Locate each line holding the string "Faced" and copy it.

--

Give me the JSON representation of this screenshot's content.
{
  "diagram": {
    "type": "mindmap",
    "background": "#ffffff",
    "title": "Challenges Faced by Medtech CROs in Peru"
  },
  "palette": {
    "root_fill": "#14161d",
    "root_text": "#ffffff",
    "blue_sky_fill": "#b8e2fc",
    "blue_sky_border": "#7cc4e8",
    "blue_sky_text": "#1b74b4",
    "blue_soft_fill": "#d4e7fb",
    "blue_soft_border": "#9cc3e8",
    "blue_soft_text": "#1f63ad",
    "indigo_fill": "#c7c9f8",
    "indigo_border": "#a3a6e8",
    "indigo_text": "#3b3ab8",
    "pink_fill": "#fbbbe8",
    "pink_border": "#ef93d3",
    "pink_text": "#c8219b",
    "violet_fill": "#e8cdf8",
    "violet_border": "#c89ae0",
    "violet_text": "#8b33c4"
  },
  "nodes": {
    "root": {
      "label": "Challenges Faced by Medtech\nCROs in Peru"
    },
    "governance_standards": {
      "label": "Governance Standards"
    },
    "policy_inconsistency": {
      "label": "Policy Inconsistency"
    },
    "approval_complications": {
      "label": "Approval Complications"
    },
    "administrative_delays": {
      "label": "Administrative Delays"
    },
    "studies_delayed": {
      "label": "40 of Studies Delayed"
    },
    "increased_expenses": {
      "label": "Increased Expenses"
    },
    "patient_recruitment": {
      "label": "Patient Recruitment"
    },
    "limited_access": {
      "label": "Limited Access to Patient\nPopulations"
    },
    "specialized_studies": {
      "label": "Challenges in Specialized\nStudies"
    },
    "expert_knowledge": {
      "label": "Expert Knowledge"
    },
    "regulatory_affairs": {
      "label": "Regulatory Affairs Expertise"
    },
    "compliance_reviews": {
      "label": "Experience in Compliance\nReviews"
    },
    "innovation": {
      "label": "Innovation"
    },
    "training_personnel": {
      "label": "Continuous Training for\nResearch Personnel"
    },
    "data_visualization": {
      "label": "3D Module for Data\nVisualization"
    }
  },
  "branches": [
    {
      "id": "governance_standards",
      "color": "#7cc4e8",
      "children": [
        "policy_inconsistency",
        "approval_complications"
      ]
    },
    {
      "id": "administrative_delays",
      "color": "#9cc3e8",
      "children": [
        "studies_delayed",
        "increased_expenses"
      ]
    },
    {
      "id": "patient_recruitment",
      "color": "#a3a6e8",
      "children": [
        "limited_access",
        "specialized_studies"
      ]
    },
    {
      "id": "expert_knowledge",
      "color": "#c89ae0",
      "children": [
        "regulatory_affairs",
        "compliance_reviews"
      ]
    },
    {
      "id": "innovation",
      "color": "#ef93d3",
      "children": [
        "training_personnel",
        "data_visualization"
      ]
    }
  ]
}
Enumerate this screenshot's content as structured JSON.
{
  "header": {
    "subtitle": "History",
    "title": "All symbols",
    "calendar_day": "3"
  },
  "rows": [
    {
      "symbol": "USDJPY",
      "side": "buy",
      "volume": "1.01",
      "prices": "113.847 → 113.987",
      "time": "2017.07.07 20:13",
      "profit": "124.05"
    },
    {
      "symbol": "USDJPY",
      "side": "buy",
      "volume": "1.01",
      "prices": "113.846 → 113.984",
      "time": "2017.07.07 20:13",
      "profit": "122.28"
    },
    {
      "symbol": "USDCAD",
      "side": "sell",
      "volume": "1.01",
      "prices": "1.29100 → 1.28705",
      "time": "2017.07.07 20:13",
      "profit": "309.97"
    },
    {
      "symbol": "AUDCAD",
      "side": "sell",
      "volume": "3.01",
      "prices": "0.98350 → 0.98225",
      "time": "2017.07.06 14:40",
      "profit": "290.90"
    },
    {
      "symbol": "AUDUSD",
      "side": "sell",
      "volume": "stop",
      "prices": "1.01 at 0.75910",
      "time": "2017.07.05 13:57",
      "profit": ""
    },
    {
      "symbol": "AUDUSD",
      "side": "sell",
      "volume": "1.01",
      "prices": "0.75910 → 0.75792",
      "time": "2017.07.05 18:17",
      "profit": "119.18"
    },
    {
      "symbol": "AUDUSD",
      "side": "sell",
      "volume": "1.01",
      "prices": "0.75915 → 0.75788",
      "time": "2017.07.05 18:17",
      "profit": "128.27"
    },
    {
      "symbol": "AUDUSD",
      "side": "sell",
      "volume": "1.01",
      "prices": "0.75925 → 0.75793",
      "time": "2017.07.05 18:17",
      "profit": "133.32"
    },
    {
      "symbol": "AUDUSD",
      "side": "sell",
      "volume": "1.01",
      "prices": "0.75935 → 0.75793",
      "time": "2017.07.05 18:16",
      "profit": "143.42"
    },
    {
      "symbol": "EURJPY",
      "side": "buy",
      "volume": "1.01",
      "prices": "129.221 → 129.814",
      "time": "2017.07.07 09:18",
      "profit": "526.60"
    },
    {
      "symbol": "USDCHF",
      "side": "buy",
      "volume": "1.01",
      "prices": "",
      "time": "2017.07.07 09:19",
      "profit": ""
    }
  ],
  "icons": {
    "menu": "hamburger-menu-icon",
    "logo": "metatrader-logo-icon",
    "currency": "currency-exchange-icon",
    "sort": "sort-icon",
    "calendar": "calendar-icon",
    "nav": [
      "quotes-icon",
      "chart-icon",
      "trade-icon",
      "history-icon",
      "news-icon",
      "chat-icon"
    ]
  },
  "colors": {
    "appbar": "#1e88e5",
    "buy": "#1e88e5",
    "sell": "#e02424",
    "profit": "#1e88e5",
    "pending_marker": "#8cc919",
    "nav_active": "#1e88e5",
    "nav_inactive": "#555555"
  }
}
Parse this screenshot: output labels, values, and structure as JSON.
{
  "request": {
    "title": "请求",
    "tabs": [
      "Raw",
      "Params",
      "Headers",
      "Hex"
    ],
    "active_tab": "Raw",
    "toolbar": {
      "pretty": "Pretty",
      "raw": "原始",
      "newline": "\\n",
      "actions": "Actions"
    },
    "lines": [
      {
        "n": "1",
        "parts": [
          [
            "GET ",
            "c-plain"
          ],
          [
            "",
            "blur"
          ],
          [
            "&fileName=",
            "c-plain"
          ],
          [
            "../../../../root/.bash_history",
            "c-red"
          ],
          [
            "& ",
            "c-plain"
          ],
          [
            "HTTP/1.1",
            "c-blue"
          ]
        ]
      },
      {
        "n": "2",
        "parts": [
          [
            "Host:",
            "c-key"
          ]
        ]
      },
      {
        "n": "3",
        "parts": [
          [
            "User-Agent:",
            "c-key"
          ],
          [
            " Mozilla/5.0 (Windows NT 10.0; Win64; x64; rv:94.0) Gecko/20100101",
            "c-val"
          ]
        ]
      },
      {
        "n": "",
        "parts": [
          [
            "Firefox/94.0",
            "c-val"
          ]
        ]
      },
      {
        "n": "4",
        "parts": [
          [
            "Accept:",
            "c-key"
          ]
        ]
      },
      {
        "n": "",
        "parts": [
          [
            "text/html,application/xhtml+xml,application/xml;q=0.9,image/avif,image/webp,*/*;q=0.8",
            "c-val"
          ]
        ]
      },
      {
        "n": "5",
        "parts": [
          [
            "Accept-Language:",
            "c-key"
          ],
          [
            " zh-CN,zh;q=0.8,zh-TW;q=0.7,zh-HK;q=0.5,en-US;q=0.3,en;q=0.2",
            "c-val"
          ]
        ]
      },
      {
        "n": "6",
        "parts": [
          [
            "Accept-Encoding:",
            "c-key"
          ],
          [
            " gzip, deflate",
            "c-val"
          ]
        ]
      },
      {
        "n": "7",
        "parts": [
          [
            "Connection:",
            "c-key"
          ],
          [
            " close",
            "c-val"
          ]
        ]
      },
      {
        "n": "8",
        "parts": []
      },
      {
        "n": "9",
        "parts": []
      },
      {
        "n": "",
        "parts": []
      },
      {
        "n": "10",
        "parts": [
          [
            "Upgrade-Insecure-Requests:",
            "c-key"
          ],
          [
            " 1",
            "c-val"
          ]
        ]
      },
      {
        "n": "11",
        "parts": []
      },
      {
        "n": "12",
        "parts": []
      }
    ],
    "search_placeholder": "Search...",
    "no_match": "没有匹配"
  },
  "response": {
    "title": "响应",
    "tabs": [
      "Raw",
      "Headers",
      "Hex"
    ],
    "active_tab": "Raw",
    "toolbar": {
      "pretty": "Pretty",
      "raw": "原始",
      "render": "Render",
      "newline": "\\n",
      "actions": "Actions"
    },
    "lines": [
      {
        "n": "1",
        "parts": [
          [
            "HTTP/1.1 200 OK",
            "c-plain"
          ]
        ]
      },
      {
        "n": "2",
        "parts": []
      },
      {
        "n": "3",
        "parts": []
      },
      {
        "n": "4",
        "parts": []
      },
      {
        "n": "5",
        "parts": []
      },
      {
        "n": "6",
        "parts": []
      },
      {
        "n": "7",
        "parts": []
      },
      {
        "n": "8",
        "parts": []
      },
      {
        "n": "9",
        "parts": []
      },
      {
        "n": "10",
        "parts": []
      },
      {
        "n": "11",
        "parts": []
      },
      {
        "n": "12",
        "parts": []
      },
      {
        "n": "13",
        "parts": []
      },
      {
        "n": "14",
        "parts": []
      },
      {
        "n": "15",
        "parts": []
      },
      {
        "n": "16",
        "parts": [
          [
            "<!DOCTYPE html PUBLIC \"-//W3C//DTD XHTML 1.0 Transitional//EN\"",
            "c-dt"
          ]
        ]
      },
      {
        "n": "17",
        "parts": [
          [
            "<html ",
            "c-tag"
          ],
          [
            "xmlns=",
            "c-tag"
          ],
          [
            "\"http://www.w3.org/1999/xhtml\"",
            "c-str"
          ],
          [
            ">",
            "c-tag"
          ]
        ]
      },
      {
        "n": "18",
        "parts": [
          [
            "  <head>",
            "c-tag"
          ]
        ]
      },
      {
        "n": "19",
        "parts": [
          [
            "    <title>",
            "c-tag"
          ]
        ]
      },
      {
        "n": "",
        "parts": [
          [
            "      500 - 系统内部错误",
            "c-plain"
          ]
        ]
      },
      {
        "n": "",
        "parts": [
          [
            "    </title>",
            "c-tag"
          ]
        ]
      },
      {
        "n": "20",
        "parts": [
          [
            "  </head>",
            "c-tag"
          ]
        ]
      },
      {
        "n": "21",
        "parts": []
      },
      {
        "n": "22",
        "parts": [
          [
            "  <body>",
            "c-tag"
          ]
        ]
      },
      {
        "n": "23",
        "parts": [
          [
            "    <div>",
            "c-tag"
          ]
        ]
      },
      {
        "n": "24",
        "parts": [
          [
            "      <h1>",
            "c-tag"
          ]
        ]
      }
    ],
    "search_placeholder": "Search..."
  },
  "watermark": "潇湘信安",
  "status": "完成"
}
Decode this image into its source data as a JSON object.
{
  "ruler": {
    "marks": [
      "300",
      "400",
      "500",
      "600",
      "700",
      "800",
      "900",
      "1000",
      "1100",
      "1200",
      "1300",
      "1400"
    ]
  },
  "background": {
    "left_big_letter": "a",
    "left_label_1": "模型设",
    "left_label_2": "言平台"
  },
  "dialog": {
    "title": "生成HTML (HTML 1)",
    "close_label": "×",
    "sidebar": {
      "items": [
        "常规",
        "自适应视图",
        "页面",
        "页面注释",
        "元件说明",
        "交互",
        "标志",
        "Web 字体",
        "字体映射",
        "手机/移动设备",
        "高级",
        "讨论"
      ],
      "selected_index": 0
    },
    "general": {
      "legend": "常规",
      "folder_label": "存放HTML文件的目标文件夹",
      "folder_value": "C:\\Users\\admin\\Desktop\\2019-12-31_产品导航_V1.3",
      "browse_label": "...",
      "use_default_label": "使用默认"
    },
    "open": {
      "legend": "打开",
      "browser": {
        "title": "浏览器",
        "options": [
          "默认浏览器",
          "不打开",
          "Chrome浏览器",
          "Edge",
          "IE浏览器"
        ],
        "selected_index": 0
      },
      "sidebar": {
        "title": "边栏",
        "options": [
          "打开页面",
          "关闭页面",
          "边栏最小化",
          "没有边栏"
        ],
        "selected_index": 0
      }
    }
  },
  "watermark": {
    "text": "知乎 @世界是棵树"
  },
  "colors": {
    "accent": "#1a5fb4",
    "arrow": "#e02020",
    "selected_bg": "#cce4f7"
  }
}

--

> Complete response:
    "title": "Challenges Faced by Medtech CROs in Peru"
      "label": "Challenges Faced by Medtech\nCROs in Peru"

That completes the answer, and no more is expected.